-- BEGIN RAW RECORDS --

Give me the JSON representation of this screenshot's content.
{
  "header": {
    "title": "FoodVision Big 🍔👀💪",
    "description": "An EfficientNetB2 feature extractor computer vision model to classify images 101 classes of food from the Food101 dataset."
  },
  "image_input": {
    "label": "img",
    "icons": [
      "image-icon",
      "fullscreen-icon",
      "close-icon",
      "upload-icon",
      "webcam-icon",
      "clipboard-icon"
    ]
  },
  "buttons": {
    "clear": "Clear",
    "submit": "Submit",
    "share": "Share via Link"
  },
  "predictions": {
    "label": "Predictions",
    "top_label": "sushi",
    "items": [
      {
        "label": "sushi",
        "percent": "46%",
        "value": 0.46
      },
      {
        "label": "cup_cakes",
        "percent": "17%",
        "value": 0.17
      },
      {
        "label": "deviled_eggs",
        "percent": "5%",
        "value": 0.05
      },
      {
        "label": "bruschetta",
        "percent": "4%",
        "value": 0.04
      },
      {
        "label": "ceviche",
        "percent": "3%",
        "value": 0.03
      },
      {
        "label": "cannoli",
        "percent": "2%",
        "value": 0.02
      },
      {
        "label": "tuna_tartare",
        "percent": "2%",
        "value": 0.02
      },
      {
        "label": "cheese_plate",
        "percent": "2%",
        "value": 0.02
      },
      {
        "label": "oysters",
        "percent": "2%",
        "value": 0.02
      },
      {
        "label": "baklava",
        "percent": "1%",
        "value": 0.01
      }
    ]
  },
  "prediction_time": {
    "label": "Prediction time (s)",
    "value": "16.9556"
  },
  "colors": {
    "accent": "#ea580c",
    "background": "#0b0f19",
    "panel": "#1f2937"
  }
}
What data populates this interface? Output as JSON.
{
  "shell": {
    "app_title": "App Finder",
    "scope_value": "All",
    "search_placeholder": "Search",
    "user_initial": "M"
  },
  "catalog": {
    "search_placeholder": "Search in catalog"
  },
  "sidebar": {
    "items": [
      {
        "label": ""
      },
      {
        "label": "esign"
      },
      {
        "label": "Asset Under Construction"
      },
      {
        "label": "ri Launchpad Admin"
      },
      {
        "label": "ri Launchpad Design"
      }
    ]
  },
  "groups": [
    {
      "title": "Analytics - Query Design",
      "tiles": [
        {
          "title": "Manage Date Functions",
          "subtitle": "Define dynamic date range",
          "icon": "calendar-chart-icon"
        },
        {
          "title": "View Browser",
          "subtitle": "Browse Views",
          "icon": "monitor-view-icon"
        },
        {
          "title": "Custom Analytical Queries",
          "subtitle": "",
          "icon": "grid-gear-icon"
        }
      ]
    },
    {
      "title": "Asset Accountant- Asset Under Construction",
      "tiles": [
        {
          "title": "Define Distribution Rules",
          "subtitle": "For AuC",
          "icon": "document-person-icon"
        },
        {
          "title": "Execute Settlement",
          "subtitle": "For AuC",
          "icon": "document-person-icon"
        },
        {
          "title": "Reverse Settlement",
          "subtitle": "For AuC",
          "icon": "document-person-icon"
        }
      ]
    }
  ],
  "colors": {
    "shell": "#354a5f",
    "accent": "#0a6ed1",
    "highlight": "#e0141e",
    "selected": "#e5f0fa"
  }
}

-- END RAW RECORDS --

» PROMPT: All the entries above need to be reproduced exactly.

» FULL OUTPUT:
Give me the JSON representation of this screenshot's content.
{
  "header": {
    "title": "FoodVision Big 🍔👀💪",
    "description": "An EfficientNetB2 feature extractor computer vision model to classify images 101 classes of food from the Food101 dataset."
  },
  "image_input": {
    "label": "img",
    "icons": [
      "image-icon",
      "fullscreen-icon",
      "close-icon",
      "upload-icon",
      "webcam-icon",
      "clipboard-icon"
    ]
  },
  "buttons": {
    "clear": "Clear",
    "submit": "Submit",
    "share": "Share via Link"
  },
  "predictions": {
    "label": "Predictions",
    "top_label": "sushi",
    "items": [
      {
        "label": "sushi",
        "percent": "46%",
        "value": 0.46
      },
      {
        "label": "cup_cakes",
        "percent": "17%",
        "value": 0.17
      },
      {
        "label": "deviled_eggs",
        "percent": "5%",
        "value": 0.05
      },
      {
        "label": "bruschetta",
        "percent": "4%",
        "value": 0.04
      },
      {
        "label": "ceviche",
        "percent": "3%",
        "value": 0.03
      },
      {
        "label": "cannoli",
        "percent": "2%",
        "value": 0.02
      },
      {
        "label": "tuna_tartare",
        "percent": "2%",
        "value": 0.02
      },
      {
        "label": "cheese_plate",
        "percent": "2%",
        "value": 0.02
      },
      {
        "label": "oysters",
        "percent": "2%",
        "value": 0.02
      },
      {
        "label": "baklava",
        "percent": "1%",
        "value": 0.01
      }
    ]
  },
  "prediction_time": {
    "label": "Prediction time (s)",
    "value": "16.9556"
  },
  "colors": {
    "accent": "#ea580c",
    "background": "#0b0f19",
    "panel": "#1f2937"
  }
}
What data populates this interface? Output as JSON.
{
  "shell": {
    "app_title": "App Finder",
    "scope_value": "All",
    "search_placeholder": "Search",
    "user_initial": "M"
  },
  "catalog": {
    "search_placeholder": "Search in catalog"
  },
  "sidebar": {
    "items": [
      {
        "label": ""
      },
      {
        "label": "esign"
      },
      {
        "label": "Asset Under Construction"
      },
      {
        "label": "ri Launchpad Admin"
      },
      {
        "label": "ri Launchpad Design"
      }
    ]
  },
  "groups": [
    {
      "title": "Analytics - Query Design",
      "tiles": [
        {
          "title": "Manage Date Functions",
          "subtitle": "Define dynamic date range",
          "icon": "calendar-chart-icon"
        },
        {
          "title": "View Browser",
          "subtitle": "Browse Views",
          "icon": "monitor-view-icon"
        },
        {
          "title": "Custom Analytical Queries",
          "subtitle": "",
          "icon": "grid-gear-icon"
        }
      ]
    },
    {
      "title": "Asset Accountant- Asset Under Construction",
      "tiles": [
        {
          "title": "Define Distribution Rules",
          "subtitle": "For AuC",
          "icon": "document-person-icon"
        },
        {
          "title": "Execute Settlement",
          "subtitle": "For AuC",
          "icon": "document-person-icon"
        },
        {
          "title": "Reverse Settlement",
          "subtitle": "For AuC",
          "icon": "document-person-icon"
        }
      ]
    }
  ],
  "colors": {
    "shell": "#354a5f",
    "accent": "#0a6ed1",
    "highlight": "#e0141e",
    "selected": "#e5f0fa"
  }
}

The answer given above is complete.